## Directive
Please retype every line of the material below without any changes.

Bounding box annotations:
* * *

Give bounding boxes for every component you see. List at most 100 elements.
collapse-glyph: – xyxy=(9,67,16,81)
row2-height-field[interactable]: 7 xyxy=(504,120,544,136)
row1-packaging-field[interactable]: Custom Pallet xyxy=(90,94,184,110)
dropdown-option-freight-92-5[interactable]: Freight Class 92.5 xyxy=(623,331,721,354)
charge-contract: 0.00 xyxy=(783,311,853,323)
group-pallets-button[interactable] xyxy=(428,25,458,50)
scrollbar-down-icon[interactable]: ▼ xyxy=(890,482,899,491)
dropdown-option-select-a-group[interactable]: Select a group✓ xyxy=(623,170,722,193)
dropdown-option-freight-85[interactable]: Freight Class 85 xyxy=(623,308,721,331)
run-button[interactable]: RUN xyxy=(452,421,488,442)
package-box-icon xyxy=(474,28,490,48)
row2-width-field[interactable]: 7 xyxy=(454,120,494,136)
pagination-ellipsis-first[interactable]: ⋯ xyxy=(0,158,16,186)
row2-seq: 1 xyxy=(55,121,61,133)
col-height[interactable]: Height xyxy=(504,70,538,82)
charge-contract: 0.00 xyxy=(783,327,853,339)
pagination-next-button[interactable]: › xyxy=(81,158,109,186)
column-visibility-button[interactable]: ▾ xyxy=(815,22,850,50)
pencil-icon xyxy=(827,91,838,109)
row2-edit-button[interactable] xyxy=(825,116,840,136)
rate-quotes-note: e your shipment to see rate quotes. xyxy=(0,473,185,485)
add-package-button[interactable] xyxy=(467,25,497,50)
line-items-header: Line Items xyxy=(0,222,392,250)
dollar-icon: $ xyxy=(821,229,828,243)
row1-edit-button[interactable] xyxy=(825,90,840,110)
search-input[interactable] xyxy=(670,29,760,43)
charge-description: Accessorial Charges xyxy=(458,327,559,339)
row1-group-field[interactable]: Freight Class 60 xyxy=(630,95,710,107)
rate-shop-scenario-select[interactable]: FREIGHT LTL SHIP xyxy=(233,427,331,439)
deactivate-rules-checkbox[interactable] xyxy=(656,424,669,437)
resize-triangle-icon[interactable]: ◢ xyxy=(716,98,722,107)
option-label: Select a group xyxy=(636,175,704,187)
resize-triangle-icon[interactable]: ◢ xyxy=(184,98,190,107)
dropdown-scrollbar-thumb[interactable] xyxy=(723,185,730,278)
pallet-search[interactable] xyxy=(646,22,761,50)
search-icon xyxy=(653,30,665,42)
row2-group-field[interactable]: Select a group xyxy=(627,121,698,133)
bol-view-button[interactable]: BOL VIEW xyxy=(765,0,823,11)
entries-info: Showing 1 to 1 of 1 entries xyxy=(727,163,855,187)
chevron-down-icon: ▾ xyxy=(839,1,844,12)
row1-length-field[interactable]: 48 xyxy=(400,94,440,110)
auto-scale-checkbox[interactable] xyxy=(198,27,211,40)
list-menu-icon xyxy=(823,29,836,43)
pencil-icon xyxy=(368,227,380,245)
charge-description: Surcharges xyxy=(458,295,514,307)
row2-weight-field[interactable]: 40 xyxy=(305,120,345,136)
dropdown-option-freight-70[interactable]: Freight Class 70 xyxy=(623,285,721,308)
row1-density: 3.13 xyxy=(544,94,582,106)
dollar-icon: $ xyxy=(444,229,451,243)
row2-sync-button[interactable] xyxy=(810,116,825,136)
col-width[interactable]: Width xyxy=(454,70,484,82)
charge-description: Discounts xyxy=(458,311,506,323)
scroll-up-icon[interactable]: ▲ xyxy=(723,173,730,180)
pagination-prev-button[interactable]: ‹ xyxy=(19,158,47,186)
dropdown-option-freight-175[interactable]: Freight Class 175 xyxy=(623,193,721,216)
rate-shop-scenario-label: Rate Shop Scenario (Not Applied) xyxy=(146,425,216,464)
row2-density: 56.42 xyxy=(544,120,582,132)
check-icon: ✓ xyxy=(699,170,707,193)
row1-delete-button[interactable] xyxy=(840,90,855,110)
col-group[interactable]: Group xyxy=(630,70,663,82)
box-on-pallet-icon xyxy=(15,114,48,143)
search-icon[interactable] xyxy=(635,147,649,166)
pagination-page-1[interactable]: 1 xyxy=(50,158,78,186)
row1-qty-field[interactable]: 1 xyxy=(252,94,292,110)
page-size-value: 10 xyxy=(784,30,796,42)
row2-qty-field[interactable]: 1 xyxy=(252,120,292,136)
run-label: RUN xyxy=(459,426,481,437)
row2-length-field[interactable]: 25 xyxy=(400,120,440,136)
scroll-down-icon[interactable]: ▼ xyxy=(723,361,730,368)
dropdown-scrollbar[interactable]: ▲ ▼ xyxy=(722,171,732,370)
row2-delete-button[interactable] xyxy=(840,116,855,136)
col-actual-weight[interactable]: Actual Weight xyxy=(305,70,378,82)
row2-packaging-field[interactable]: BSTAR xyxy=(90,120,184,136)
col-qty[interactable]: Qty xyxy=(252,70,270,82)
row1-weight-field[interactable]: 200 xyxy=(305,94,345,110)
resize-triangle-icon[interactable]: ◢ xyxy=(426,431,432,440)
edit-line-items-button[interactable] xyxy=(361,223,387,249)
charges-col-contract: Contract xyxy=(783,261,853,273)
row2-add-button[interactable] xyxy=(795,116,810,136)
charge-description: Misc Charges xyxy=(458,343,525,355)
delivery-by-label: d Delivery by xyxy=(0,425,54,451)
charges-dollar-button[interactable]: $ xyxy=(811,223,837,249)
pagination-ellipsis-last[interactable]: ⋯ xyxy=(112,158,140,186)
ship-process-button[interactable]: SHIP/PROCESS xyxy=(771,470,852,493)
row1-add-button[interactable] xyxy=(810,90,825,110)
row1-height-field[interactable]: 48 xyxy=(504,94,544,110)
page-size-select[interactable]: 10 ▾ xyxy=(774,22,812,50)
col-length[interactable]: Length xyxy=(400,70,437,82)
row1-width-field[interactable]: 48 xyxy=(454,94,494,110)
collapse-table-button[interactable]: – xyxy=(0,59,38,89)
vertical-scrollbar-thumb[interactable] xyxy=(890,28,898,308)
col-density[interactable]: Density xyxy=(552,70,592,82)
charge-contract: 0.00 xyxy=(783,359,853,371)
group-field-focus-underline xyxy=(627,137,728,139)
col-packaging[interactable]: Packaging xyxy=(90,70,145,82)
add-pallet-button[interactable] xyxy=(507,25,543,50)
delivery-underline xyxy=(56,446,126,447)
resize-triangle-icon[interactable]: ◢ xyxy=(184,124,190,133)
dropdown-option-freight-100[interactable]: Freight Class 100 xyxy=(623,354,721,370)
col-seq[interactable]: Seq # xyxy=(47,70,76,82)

* * *

## Reply to the exercise
Give bounding boxes for every component you see. List at most 100 elements.
collapse-glyph: – xyxy=(9,67,16,81)
row2-height-field[interactable]: 7 xyxy=(504,120,544,136)
row1-packaging-field[interactable]: Custom Pallet xyxy=(90,94,184,110)
dropdown-option-freight-92-5[interactable]: Freight Class 92.5 xyxy=(623,331,721,354)
charge-contract: 0.00 xyxy=(783,311,853,323)
group-pallets-button[interactable] xyxy=(428,25,458,50)
scrollbar-down-icon[interactable]: ▼ xyxy=(890,482,899,491)
dropdown-option-select-a-group[interactable]: Select a group✓ xyxy=(623,170,722,193)
dropdown-option-freight-85[interactable]: Freight Class 85 xyxy=(623,308,721,331)
run-button[interactable]: RUN xyxy=(452,421,488,442)
package-box-icon xyxy=(474,28,490,48)
row2-width-field[interactable]: 7 xyxy=(454,120,494,136)
pagination-ellipsis-first[interactable]: ⋯ xyxy=(0,158,16,186)
row2-seq: 1 xyxy=(55,121,61,133)
col-height[interactable]: Height xyxy=(504,70,538,82)
charge-contract: 0.00 xyxy=(783,327,853,339)
pagination-next-button[interactable]: › xyxy=(81,158,109,186)
column-visibility-button[interactable]: ▾ xyxy=(815,22,850,50)
pencil-icon xyxy=(827,91,838,109)
row2-edit-button[interactable] xyxy=(825,116,840,136)
rate-quotes-note: e your shipment to see rate quotes. xyxy=(0,473,185,485)
add-package-button[interactable] xyxy=(467,25,497,50)
line-items-header: Line Items xyxy=(0,222,392,250)
dollar-icon: $ xyxy=(821,229,828,243)
row1-edit-button[interactable] xyxy=(825,90,840,110)
search-input[interactable] xyxy=(670,29,760,43)
charge-description: Accessorial Charges xyxy=(458,327,559,339)
row1-group-field[interactable]: Freight Class 60 xyxy=(630,95,710,107)
rate-shop-scenario-select[interactable]: FREIGHT LTL SHIP xyxy=(233,427,331,439)
deactivate-rules-checkbox[interactable] xyxy=(656,424,669,437)
resize-triangle-icon[interactable]: ◢ xyxy=(716,98,722,107)
option-label: Select a group xyxy=(636,175,704,187)
resize-triangle-icon[interactable]: ◢ xyxy=(184,98,190,107)
dropdown-scrollbar-thumb[interactable] xyxy=(723,185,730,278)
pallet-search[interactable] xyxy=(646,22,761,50)
search-icon xyxy=(653,30,665,42)
row2-group-field[interactable]: Select a group xyxy=(627,121,698,133)
bol-view-button[interactable]: BOL VIEW xyxy=(765,0,823,11)
entries-info: Showing 1 to 1 of 1 entries xyxy=(727,163,855,187)
chevron-down-icon: ▾ xyxy=(839,1,844,12)
row1-length-field[interactable]: 48 xyxy=(400,94,440,110)
auto-scale-checkbox[interactable] xyxy=(198,27,211,40)
list-menu-icon xyxy=(823,29,836,43)
pencil-icon xyxy=(368,227,380,245)
charge-description: Surcharges xyxy=(458,295,514,307)
row2-weight-field[interactable]: 40 xyxy=(305,120,345,136)
dropdown-option-freight-70[interactable]: Freight Class 70 xyxy=(623,285,721,308)
row1-density: 3.13 xyxy=(544,94,582,106)
dollar-icon: $ xyxy=(444,229,451,243)
row2-sync-button[interactable] xyxy=(810,116,825,136)
col-width[interactable]: Width xyxy=(454,70,484,82)
charge-description: Discounts xyxy=(458,311,506,323)
scroll-up-icon[interactable]: ▲ xyxy=(723,173,730,180)
pagination-prev-button[interactable]: ‹ xyxy=(19,158,47,186)
dropdown-option-freight-175[interactable]: Freight Class 175 xyxy=(623,193,721,216)
rate-shop-scenario-label: Rate Shop Scenario (Not Applied) xyxy=(146,425,216,464)
row2-density: 56.42 xyxy=(544,120,582,132)
check-icon: ✓ xyxy=(699,170,707,193)
row1-delete-button[interactable] xyxy=(840,90,855,110)
col-group[interactable]: Group xyxy=(630,70,663,82)
box-on-pallet-icon xyxy=(15,114,48,143)
search-icon[interactable] xyxy=(635,147,649,166)
pagination-page-1[interactable]: 1 xyxy=(50,158,78,186)
row1-qty-field[interactable]: 1 xyxy=(252,94,292,110)
page-size-value: 10 xyxy=(784,30,796,42)
row2-qty-field[interactable]: 1 xyxy=(252,120,292,136)
run-label: RUN xyxy=(459,426,481,437)
row2-length-field[interactable]: 25 xyxy=(400,120,440,136)
scroll-down-icon[interactable]: ▼ xyxy=(723,361,730,368)
dropdown-scrollbar[interactable]: ▲ ▼ xyxy=(722,171,732,370)
row2-delete-button[interactable] xyxy=(840,116,855,136)
col-actual-weight[interactable]: Actual Weight xyxy=(305,70,378,82)
row2-packaging-field[interactable]: BSTAR xyxy=(90,120,184,136)
col-qty[interactable]: Qty xyxy=(252,70,270,82)
row1-weight-field[interactable]: 200 xyxy=(305,94,345,110)
resize-triangle-icon[interactable]: ◢ xyxy=(426,431,432,440)
edit-line-items-button[interactable] xyxy=(361,223,387,249)
charges-col-contract: Contract xyxy=(783,261,853,273)
row2-add-button[interactable] xyxy=(795,116,810,136)
charge-description: Misc Charges xyxy=(458,343,525,355)
delivery-by-label: d Delivery by xyxy=(0,425,54,451)
charges-dollar-button[interactable]: $ xyxy=(811,223,837,249)
pagination-ellipsis-last[interactable]: ⋯ xyxy=(112,158,140,186)
ship-process-button[interactable]: SHIP/PROCESS xyxy=(771,470,852,493)
row1-add-button[interactable] xyxy=(810,90,825,110)
row1-height-field[interactable]: 48 xyxy=(504,94,544,110)
page-size-select[interactable]: 10 ▾ xyxy=(774,22,812,50)
col-length[interactable]: Length xyxy=(400,70,437,82)
row1-width-field[interactable]: 48 xyxy=(454,94,494,110)
collapse-table-button[interactable]: – xyxy=(0,59,38,89)
vertical-scrollbar-thumb[interactable] xyxy=(890,28,898,308)
col-density[interactable]: Density xyxy=(552,70,592,82)
charge-contract: 0.00 xyxy=(783,359,853,371)
group-field-focus-underline xyxy=(627,137,728,139)
col-packaging[interactable]: Packaging xyxy=(90,70,145,82)
add-pallet-button[interactable] xyxy=(507,25,543,50)
delivery-underline xyxy=(56,446,126,447)
resize-triangle-icon[interactable]: ◢ xyxy=(184,124,190,133)
dropdown-option-freight-100[interactable]: Freight Class 100 xyxy=(623,354,721,370)
col-seq[interactable]: Seq # xyxy=(47,70,76,82)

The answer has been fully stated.